Supplied entries:

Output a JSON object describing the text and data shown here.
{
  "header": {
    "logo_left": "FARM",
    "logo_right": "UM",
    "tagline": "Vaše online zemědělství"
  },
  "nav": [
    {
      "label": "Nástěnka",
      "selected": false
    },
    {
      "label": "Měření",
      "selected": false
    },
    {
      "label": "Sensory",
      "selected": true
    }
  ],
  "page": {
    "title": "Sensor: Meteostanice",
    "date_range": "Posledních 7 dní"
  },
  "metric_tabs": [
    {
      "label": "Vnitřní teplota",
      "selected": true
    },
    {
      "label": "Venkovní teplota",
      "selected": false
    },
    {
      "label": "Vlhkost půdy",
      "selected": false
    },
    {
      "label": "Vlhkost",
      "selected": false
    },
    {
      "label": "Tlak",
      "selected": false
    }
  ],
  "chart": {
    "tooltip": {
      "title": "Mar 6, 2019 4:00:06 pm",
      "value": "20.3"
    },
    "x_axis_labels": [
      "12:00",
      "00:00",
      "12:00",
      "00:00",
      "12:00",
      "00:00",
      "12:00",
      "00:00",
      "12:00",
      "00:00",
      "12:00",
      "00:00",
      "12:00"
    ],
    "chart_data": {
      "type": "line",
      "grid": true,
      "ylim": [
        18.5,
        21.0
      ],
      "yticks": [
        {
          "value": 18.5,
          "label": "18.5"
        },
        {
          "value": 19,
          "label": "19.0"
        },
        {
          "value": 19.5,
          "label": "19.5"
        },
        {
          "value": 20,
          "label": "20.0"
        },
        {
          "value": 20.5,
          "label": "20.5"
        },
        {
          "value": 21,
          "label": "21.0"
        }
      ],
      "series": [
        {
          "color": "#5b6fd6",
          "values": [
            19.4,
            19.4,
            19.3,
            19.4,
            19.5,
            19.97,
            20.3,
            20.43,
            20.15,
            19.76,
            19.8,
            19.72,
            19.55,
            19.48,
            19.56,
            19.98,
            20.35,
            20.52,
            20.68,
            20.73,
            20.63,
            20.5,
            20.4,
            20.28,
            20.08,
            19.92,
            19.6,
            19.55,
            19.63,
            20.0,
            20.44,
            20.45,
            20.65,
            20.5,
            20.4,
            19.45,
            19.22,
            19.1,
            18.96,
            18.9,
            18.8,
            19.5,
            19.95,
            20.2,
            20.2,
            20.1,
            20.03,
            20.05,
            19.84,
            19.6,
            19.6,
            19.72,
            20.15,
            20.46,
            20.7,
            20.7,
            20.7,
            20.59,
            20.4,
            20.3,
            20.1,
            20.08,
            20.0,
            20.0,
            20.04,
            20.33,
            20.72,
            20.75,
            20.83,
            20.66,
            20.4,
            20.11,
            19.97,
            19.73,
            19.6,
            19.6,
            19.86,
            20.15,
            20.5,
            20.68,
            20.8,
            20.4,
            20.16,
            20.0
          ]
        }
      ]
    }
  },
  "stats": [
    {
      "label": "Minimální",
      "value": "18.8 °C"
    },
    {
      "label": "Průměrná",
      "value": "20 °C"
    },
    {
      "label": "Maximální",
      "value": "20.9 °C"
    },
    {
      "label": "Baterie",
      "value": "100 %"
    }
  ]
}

What to do:
Copy the data above exactly. Every line must be included.

Task result:
Output a JSON object describing the text and data shown here.
{
  "header": {
    "logo_left": "FARM",
    "logo_right": "UM",
    "tagline": "Vaše online zemědělství"
  },
  "nav": [
    {
      "label": "Nástěnka",
      "selected": false
    },
    {
      "label": "Měření",
      "selected": false
    },
    {
      "label": "Sensory",
      "selected": true
    }
  ],
  "page": {
    "title": "Sensor: Meteostanice",
    "date_range": "Posledních 7 dní"
  },
  "metric_tabs": [
    {
      "label": "Vnitřní teplota",
      "selected": true
    },
    {
      "label": "Venkovní teplota",
      "selected": false
    },
    {
      "label": "Vlhkost půdy",
      "selected": false
    },
    {
      "label": "Vlhkost",
      "selected": false
    },
    {
      "label": "Tlak",
      "selected": false
    }
  ],
  "chart": {
    "tooltip": {
      "title": "Mar 6, 2019 4:00:06 pm",
      "value": "20.3"
    },
    "x_axis_labels": [
      "12:00",
      "00:00",
      "12:00",
      "00:00",
      "12:00",
      "00:00",
      "12:00",
      "00:00",
      "12:00",
      "00:00",
      "12:00",
      "00:00",
      "12:00"
    ],
    "chart_data": {
      "type": "line",
      "grid": true,
      "ylim": [
        18.5,
        21.0
      ],
      "yticks": [
        {
          "value": 18.5,
          "label": "18.5"
        },
        {
          "value": 19,
          "label": "19.0"
        },
        {
          "value": 19.5,
          "label": "19.5"
        },
        {
          "value": 20,
          "label": "20.0"
        },
        {
          "value": 20.5,
          "label": "20.5"
        },
        {
          "value": 21,
          "label": "21.0"
        }
      ],
      "series": [
        {
          "color": "#5b6fd6",
          "values": [
            19.4,
            19.4,
            19.3,
            19.4,
            19.5,
            19.97,
            20.3,
            20.43,
            20.15,
            19.76,
            19.8,
            19.72,
            19.55,
            19.48,
            19.56,
            19.98,
            20.35,
            20.52,
            20.68,
            20.73,
            20.63,
            20.5,
            20.4,
            20.28,
            20.08,
            19.92,
            19.6,
            19.55,
            19.63,
            20.0,
            20.44,
            20.45,
            20.65,
            20.5,
            20.4,
            19.45,
            19.22,
            19.1,
            18.96,
            18.9,
            18.8,
            19.5,
            19.95,
            20.2,
            20.2,
            20.1,
            20.03,
            20.05,
            19.84,
            19.6,
            19.6,
            19.72,
            20.15,
            20.46,
            20.7,
            20.7,
            20.7,
            20.59,
            20.4,
            20.3,
            20.1,
            20.08,
            20.0,
            20.0,
            20.04,
            20.33,
            20.72,
            20.75,
            20.83,
            20.66,
            20.4,
            20.11,
            19.97,
            19.73,
            19.6,
            19.6,
            19.86,
            20.15,
            20.5,
            20.68,
            20.8,
            20.4,
            20.16,
            20.0
          ]
        }
      ]
    }
  },
  "stats": [
    {
      "label": "Minimální",
      "value": "18.8 °C"
    },
    {
      "label": "Průměrná",
      "value": "20 °C"
    },
    {
      "label": "Maximální",
      "value": "20.9 °C"
    },
    {
      "label": "Baterie",
      "value": "100 %"
    }
  ]
}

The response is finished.